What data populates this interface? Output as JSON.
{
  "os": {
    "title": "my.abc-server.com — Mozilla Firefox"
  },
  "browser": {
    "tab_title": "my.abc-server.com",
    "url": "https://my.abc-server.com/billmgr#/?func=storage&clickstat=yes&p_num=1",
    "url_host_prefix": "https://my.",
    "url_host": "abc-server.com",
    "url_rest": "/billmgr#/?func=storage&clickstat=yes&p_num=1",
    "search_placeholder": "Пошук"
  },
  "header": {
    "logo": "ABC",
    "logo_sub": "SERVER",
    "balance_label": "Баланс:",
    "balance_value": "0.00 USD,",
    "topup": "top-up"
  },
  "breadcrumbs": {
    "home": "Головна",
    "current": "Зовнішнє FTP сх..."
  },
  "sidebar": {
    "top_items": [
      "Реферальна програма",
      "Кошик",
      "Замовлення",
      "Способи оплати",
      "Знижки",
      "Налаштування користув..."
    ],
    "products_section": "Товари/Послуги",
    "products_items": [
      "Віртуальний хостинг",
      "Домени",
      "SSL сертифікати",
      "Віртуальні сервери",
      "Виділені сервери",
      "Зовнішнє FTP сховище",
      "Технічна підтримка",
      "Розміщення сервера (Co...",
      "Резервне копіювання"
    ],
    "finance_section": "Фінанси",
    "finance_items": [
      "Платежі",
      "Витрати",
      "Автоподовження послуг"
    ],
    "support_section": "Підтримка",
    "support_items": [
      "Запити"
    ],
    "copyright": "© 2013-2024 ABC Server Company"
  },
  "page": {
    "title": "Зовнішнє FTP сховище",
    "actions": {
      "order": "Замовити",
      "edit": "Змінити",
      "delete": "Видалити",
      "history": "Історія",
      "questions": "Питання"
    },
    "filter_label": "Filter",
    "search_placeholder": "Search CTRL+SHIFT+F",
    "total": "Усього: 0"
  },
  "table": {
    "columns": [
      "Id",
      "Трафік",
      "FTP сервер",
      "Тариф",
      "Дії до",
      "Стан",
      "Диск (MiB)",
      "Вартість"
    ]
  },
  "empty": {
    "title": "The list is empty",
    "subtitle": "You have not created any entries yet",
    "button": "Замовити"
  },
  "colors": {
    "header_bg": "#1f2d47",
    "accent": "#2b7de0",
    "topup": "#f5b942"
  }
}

— Written task —
Each line containing "billmgr" counts once; state the total number of such lines and nothing else.

— Full response —
2